*Set problem*: Identify and reproduce every line holding the string "AUSTRALIAN".

*Provided records*:
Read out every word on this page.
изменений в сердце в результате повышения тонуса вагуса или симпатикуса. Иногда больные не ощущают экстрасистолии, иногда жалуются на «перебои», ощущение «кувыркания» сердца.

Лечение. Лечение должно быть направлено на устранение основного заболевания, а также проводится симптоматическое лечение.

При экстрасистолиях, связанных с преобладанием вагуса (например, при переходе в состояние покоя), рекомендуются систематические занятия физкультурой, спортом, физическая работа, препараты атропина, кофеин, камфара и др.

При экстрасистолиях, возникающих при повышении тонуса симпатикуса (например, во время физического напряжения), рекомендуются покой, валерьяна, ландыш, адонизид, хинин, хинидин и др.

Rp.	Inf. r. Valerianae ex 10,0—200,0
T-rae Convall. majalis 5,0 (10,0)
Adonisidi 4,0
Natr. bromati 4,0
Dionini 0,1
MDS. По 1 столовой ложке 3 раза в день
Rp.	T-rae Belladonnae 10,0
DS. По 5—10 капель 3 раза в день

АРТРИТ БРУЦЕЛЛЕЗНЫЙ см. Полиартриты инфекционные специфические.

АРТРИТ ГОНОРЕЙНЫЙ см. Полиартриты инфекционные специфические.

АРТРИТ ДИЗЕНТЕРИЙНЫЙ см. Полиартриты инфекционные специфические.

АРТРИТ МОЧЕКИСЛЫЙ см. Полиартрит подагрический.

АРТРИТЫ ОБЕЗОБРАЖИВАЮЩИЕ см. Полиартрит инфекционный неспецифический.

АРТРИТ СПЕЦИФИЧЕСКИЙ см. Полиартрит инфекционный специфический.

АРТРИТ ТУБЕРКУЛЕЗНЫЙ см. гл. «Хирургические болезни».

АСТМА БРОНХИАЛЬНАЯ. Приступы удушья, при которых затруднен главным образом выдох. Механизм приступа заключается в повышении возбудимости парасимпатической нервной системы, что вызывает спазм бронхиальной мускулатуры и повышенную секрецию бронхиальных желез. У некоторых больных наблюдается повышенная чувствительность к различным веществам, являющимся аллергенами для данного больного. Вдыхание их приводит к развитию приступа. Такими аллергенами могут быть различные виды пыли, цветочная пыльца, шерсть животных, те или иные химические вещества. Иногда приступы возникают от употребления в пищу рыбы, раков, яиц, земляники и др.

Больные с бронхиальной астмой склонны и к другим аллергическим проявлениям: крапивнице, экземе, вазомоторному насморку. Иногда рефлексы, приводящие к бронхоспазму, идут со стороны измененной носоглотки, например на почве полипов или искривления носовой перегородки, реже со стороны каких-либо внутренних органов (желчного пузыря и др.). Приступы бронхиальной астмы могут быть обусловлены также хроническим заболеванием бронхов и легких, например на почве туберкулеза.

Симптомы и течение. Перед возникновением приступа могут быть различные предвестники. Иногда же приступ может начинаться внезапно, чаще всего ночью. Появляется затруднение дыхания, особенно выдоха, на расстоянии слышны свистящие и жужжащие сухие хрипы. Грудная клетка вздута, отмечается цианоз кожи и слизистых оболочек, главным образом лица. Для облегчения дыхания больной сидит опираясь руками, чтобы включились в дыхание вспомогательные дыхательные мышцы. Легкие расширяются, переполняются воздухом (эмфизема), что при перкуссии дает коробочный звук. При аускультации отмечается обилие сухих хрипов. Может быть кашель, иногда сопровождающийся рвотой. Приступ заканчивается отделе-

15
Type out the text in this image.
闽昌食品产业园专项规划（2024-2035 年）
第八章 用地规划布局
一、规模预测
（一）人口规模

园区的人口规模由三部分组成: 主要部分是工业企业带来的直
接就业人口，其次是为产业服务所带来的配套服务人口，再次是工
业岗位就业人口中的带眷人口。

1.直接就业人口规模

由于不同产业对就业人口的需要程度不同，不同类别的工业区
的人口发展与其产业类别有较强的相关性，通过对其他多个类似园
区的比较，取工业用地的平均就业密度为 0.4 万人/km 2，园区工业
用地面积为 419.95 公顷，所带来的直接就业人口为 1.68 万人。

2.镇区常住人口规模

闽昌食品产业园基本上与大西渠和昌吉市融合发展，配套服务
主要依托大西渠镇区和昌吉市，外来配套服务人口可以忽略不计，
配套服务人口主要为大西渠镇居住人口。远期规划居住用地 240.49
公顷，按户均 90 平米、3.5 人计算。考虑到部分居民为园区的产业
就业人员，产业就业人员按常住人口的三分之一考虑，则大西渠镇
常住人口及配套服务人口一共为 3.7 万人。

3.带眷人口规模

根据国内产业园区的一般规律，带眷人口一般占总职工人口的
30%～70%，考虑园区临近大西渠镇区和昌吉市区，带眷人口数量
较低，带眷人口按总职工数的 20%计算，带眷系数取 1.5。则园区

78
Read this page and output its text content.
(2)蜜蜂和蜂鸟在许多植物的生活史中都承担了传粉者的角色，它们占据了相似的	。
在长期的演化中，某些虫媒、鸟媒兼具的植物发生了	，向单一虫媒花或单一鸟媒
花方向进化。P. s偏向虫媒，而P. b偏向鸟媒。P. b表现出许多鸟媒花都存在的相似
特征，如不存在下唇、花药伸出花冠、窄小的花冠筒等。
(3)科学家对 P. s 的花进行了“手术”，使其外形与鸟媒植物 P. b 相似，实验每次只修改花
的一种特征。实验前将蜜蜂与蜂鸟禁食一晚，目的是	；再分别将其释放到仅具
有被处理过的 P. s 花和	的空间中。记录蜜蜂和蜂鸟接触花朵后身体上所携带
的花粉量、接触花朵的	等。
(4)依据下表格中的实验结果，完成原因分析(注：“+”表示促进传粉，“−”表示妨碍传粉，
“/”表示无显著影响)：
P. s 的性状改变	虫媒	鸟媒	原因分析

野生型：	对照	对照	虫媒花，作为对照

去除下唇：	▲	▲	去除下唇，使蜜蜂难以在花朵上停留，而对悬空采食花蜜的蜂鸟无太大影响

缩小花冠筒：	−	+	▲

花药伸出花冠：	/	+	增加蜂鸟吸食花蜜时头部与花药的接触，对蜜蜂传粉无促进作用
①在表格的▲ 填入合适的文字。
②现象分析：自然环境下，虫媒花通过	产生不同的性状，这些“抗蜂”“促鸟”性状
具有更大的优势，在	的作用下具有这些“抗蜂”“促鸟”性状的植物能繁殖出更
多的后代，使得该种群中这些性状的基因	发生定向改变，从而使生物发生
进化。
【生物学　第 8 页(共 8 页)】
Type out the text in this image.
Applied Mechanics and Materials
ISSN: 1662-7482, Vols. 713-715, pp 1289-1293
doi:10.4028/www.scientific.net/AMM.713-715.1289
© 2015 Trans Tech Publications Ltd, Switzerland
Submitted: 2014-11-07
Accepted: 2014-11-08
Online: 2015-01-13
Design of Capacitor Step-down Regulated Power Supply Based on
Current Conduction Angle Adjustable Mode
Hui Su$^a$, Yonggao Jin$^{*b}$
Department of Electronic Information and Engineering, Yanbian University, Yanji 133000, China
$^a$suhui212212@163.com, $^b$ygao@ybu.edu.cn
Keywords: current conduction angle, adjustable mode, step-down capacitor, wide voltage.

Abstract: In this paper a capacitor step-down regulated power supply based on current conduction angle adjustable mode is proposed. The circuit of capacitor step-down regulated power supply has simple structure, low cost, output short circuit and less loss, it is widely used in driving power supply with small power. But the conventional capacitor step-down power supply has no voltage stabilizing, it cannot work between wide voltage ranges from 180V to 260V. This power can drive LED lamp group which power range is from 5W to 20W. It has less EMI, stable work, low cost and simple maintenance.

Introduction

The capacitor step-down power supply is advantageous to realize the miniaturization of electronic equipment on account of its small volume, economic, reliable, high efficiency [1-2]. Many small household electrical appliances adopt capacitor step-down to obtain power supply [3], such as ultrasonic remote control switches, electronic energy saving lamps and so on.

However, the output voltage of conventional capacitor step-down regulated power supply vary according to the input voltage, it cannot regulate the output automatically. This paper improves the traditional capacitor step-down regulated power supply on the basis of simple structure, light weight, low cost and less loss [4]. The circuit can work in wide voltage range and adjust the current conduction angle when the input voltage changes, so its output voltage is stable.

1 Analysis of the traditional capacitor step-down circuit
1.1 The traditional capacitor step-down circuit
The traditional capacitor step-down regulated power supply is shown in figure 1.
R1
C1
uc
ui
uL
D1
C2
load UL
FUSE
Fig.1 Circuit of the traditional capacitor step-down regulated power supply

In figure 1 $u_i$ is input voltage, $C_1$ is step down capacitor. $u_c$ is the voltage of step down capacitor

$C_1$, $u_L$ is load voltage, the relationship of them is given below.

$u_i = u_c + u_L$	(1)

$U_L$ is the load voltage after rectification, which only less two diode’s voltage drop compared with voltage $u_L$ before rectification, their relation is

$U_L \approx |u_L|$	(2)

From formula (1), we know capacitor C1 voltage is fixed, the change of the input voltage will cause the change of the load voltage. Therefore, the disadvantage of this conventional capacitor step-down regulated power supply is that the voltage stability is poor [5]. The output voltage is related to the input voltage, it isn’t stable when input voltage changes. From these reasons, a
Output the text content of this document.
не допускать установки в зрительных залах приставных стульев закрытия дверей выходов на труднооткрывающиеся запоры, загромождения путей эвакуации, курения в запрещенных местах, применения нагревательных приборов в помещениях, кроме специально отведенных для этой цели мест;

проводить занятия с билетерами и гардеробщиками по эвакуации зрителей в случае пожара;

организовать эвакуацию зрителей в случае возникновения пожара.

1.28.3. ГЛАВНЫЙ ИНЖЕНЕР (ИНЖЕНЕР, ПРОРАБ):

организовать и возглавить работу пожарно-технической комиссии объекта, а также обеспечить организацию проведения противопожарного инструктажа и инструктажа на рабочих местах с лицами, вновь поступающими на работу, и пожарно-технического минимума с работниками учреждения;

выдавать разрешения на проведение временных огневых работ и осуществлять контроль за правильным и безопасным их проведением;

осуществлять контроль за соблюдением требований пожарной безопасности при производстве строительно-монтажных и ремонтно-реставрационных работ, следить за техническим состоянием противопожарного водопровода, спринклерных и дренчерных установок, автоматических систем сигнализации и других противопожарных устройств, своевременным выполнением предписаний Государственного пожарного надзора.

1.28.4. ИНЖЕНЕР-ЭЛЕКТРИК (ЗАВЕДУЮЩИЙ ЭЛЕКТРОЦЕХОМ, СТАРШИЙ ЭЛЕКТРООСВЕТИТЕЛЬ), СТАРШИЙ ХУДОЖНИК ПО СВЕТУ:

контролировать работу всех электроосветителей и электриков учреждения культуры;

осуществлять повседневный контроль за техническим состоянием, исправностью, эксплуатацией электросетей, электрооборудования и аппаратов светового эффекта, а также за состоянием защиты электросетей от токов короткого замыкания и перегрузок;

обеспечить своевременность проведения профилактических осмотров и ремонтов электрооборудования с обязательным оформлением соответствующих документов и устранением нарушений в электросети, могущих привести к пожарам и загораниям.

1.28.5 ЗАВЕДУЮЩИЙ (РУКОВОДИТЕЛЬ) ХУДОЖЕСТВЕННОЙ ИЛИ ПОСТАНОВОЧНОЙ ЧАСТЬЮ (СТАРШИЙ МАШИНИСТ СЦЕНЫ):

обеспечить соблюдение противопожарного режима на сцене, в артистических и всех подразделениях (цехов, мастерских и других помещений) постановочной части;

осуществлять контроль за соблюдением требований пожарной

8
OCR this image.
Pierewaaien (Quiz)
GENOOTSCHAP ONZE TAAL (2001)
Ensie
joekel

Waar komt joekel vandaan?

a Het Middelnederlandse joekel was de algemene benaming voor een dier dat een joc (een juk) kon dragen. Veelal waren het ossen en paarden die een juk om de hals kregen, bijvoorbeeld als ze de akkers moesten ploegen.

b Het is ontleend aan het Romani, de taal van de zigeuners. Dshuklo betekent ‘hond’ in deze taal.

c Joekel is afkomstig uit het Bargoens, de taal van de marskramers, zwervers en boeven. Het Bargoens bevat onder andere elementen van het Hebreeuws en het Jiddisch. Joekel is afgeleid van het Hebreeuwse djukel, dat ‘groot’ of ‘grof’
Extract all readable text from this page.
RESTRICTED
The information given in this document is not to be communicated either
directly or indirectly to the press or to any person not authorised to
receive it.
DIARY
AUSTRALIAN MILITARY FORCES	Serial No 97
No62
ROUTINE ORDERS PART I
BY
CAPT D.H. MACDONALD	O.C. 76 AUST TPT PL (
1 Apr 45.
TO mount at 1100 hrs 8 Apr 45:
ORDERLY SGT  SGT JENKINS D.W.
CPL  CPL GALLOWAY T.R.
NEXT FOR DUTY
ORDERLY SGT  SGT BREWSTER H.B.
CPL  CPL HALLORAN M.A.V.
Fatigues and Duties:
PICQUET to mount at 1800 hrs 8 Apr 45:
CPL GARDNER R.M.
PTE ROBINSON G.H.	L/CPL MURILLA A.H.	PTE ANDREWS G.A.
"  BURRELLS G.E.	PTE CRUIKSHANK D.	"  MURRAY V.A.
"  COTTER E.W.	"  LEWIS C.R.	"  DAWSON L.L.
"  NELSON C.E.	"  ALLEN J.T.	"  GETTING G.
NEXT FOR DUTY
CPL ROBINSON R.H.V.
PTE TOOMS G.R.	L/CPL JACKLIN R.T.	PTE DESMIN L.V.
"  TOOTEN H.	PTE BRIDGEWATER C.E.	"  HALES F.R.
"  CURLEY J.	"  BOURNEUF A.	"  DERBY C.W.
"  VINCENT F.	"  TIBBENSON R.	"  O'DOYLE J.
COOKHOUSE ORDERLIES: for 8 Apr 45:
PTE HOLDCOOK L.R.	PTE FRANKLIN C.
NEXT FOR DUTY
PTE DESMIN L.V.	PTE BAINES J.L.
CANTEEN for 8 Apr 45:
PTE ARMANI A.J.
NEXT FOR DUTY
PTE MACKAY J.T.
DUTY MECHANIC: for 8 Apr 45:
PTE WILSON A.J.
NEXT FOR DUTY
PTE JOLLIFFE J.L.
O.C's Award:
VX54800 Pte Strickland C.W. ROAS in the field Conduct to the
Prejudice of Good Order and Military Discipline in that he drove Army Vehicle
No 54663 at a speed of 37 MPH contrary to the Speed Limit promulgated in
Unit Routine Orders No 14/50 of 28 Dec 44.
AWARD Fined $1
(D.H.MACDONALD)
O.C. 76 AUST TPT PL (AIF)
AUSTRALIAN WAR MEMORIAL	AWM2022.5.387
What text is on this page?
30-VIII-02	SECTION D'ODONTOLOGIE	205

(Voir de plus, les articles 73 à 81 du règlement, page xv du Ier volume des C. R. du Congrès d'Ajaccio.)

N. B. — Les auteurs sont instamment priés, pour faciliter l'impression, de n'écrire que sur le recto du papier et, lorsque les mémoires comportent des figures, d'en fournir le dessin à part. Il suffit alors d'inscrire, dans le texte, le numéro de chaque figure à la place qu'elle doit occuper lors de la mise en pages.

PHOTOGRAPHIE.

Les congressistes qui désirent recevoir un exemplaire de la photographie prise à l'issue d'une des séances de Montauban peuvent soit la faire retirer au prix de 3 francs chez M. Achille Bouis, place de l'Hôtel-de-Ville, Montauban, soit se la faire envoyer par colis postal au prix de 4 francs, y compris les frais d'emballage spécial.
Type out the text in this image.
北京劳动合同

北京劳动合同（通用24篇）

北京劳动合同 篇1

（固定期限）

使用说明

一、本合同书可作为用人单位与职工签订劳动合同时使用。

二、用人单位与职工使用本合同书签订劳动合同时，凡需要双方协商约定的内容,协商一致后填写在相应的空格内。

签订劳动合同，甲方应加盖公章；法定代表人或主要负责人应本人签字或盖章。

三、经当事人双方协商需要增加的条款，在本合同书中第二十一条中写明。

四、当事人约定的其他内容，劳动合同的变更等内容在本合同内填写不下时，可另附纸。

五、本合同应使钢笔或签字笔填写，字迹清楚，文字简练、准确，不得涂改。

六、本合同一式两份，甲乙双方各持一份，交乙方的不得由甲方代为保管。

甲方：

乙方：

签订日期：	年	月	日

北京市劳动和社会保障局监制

*Answer to the problem*:
AUSTRALIAN MILITARY FORCES	Serial No 97
AUSTRALIAN WAR MEMORIAL	AWM2022.5.387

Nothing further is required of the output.